[start of MATERIAL FOR THE TASK]
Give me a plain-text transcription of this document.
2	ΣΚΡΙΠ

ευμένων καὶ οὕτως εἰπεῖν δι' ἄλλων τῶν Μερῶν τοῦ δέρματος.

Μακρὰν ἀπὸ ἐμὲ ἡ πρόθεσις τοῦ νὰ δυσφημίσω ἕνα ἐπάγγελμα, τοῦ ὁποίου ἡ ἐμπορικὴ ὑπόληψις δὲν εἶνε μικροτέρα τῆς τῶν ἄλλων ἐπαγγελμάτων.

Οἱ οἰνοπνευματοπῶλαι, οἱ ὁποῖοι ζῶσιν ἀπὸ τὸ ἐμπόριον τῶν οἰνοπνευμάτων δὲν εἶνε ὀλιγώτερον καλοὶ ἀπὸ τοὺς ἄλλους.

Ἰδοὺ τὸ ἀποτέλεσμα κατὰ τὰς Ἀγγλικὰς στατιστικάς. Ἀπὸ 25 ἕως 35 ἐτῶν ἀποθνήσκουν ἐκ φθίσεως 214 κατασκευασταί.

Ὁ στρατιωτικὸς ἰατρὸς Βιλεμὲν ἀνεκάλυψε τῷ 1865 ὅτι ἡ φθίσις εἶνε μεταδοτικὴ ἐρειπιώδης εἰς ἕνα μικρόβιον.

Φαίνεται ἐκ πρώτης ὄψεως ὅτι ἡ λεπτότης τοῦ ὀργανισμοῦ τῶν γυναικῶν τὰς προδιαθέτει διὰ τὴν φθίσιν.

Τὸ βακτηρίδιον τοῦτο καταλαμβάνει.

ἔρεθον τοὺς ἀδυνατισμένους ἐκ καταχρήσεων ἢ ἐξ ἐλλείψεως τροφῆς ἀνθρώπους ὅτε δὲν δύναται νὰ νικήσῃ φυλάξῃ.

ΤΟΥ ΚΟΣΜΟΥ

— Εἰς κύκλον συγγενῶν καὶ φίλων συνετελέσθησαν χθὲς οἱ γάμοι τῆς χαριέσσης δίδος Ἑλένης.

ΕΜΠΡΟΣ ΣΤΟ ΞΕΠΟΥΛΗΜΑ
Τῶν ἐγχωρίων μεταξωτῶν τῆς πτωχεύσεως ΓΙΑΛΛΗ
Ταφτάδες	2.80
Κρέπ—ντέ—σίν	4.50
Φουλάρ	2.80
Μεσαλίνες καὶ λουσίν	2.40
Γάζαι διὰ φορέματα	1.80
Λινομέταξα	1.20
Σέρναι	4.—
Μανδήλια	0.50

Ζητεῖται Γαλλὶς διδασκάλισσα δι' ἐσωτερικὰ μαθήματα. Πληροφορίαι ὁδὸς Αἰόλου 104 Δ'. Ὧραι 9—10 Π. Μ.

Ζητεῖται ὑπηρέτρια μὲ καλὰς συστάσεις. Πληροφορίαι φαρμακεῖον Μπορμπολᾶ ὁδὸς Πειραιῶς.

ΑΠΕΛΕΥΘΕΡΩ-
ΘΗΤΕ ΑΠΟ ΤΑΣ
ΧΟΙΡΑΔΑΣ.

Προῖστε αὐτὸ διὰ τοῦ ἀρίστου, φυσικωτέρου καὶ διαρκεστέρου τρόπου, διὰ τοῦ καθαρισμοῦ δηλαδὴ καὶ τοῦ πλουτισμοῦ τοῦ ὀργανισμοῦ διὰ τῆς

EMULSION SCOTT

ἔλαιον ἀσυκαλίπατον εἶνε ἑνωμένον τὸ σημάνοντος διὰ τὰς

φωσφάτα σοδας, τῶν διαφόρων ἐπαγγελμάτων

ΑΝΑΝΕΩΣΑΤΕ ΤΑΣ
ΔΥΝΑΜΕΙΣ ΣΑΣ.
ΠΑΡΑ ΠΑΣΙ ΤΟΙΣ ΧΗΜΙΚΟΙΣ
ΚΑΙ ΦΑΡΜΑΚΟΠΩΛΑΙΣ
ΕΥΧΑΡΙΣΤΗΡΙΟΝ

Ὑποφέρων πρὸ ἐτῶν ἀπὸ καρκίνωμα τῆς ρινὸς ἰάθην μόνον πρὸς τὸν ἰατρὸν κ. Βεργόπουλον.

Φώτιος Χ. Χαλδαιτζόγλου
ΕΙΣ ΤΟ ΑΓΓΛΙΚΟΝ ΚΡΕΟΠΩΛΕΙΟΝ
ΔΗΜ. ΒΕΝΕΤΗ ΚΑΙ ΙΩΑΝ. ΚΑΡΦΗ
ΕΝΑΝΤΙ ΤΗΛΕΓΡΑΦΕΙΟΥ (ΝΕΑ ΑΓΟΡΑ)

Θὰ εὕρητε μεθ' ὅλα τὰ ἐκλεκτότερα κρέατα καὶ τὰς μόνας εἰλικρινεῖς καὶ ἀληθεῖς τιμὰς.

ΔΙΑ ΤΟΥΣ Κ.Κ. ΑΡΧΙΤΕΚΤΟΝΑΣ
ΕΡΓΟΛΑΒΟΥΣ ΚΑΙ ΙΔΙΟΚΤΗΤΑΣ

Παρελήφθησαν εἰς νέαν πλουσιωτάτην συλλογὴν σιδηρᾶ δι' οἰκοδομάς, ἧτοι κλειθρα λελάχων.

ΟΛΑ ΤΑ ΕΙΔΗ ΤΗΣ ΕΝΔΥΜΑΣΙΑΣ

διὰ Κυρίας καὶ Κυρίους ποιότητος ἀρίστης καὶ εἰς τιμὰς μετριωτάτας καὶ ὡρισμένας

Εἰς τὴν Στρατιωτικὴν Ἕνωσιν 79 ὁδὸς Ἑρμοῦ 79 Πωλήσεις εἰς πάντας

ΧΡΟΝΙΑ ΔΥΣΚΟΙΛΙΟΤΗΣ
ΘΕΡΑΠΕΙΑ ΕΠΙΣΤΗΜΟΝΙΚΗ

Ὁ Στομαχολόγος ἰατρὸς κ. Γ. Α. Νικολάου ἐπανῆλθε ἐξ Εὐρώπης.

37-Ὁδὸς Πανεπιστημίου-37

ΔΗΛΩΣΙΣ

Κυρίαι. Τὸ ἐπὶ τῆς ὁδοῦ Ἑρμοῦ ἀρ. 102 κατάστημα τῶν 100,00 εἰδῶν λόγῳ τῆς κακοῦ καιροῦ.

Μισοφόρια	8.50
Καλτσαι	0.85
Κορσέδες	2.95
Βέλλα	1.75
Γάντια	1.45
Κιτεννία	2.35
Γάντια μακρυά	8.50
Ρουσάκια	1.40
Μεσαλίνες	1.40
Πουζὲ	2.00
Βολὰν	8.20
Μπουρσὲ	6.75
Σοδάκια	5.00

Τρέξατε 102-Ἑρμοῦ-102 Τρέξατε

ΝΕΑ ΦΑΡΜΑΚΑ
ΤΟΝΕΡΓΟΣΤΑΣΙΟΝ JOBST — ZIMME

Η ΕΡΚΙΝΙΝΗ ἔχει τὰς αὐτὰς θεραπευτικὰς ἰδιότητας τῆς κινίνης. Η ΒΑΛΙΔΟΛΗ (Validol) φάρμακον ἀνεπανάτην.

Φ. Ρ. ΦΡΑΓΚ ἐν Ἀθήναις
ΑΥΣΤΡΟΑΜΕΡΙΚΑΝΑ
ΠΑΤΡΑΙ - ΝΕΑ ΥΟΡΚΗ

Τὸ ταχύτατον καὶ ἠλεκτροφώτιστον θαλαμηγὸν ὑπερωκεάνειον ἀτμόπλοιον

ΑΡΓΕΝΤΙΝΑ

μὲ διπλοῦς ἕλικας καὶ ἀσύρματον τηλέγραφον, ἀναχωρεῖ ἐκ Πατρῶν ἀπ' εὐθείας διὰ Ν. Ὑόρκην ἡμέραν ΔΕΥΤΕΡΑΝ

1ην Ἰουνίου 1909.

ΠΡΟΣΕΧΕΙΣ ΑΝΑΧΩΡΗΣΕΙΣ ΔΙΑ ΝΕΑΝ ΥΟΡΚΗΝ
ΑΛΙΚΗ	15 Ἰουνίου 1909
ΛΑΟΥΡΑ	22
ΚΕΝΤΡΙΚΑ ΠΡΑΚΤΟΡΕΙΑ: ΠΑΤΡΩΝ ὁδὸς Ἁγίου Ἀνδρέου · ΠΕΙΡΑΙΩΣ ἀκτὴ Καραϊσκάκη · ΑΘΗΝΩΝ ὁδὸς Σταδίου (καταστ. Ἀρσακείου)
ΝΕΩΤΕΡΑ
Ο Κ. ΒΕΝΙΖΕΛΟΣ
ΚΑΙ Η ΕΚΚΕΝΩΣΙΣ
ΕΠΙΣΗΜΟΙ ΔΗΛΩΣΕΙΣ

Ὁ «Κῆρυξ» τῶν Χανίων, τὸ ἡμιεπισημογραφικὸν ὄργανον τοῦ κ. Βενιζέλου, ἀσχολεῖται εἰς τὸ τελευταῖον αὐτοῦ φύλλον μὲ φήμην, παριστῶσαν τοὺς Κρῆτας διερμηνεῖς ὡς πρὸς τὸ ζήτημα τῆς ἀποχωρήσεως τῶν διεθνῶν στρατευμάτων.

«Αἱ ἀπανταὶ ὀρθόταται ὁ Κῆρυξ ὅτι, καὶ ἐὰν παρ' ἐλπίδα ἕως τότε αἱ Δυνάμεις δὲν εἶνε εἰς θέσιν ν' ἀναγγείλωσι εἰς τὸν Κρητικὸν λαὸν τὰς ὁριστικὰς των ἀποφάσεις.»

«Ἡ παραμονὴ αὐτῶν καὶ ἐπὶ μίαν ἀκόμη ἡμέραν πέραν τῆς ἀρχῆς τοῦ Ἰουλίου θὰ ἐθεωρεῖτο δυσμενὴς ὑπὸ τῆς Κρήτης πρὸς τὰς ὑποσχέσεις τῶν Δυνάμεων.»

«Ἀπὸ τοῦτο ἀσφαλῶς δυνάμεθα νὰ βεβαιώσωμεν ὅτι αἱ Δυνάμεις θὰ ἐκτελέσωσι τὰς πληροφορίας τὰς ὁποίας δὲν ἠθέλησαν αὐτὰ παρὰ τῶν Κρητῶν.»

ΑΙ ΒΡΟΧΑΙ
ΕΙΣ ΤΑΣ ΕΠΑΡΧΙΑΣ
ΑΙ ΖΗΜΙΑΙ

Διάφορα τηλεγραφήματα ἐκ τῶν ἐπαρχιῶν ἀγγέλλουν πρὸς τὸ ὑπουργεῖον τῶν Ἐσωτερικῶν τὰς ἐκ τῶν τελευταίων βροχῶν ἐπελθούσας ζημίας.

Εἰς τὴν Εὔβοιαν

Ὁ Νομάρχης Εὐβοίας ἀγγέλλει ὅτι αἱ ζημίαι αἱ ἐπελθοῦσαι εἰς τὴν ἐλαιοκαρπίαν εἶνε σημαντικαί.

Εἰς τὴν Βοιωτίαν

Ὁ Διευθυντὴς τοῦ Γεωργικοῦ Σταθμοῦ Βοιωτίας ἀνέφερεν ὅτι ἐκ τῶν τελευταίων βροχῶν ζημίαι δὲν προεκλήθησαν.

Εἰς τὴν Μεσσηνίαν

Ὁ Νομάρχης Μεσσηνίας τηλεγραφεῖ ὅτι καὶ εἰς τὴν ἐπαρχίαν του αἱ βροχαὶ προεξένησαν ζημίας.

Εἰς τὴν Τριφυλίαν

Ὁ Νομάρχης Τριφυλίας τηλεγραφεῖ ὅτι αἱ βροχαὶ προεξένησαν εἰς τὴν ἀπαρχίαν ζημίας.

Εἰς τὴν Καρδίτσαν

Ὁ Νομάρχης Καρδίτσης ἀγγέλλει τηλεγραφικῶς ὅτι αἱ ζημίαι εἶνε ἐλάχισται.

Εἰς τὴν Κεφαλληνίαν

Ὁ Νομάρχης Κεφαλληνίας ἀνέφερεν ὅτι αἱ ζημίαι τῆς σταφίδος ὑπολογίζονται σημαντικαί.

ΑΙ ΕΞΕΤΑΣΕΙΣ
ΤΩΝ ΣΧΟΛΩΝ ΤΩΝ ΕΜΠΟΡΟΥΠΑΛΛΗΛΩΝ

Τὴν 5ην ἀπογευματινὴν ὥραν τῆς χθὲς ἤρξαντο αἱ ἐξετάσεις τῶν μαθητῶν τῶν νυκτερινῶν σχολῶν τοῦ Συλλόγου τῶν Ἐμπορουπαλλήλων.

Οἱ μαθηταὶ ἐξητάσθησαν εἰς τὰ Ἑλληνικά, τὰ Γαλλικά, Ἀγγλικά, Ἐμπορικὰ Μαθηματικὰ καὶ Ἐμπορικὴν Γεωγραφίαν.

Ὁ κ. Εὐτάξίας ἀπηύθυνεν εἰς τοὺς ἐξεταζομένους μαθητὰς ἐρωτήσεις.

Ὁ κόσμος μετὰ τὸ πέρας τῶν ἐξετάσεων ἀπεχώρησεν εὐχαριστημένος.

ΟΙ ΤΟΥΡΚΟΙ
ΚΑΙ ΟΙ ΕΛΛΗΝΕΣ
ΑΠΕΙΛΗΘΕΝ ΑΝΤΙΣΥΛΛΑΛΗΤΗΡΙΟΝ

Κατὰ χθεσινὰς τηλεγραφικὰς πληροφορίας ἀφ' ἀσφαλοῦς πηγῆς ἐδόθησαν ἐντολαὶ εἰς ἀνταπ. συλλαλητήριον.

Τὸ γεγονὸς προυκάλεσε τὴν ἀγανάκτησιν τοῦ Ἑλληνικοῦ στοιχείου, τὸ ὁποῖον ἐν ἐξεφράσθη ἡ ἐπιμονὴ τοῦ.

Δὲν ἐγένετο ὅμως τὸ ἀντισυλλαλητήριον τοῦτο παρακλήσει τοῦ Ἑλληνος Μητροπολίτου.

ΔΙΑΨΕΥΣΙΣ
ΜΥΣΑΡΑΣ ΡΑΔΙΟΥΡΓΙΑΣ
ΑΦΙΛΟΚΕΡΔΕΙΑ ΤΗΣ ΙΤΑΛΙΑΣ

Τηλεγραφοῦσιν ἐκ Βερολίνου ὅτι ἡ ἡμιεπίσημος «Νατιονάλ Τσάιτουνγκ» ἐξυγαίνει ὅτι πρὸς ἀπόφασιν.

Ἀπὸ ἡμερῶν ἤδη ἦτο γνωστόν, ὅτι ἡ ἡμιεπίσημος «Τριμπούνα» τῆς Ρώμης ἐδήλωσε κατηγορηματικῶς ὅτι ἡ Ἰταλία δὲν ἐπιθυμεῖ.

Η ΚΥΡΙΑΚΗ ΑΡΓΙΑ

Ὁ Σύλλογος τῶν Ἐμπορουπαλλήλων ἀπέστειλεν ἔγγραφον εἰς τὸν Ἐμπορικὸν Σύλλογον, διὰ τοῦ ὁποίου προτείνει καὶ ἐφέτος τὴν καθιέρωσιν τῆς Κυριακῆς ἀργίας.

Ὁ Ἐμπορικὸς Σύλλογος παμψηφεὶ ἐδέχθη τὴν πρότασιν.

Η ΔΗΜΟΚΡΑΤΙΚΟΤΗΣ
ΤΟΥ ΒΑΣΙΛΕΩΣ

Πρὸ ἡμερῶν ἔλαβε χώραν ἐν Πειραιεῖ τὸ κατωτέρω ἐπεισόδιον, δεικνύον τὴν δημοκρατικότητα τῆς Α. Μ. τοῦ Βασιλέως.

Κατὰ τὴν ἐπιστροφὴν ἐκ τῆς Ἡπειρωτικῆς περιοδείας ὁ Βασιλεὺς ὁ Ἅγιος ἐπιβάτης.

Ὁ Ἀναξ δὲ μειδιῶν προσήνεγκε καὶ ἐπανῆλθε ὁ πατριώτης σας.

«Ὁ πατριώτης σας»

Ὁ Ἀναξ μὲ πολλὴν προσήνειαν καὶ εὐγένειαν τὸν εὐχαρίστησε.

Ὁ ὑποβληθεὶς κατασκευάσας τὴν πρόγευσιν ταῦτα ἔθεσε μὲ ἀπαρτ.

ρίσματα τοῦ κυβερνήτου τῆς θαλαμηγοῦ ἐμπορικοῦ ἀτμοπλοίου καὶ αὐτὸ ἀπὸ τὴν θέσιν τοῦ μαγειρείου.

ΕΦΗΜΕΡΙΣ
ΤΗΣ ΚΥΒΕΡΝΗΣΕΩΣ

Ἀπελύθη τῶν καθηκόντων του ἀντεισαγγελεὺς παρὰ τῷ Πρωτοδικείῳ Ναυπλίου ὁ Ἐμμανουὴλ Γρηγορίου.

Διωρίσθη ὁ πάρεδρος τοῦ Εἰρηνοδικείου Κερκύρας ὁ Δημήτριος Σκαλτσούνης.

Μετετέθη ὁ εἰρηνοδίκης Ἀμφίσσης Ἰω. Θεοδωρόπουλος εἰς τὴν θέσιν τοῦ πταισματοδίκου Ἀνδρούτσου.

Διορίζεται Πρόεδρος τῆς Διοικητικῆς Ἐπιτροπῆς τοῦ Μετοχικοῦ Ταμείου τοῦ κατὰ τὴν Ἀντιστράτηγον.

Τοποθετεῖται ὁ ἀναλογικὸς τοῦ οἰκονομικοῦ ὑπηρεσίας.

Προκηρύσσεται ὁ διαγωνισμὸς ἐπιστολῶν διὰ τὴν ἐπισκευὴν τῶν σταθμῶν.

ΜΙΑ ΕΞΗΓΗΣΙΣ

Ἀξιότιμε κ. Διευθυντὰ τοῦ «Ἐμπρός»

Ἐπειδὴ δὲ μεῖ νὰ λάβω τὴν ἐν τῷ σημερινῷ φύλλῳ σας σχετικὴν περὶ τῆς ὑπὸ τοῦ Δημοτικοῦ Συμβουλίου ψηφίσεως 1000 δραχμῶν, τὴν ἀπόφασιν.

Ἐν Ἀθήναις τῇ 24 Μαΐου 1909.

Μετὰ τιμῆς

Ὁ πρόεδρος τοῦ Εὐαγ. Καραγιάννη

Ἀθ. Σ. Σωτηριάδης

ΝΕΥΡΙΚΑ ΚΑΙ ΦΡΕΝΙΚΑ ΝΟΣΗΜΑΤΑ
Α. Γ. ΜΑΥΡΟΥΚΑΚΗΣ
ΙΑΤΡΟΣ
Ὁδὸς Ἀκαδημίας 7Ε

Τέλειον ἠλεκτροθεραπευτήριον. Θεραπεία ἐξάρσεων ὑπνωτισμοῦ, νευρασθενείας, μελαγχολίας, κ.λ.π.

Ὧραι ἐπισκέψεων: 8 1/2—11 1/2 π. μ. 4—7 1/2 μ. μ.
[end of MATERIAL FOR THE TASK]
GIVEN REQUEST: Look through the entries and return every line where "Ἀναξ" appears.

OUTPUT:
Ὁ Ἀναξ δὲ μειδιῶν προσήνεγκε καὶ ἐπανῆλθε ὁ πατριώτης σας.
Ὁ Ἀναξ μὲ πολλὴν προσήνειαν καὶ εὐγένειαν τὸν εὐχαρίστησε.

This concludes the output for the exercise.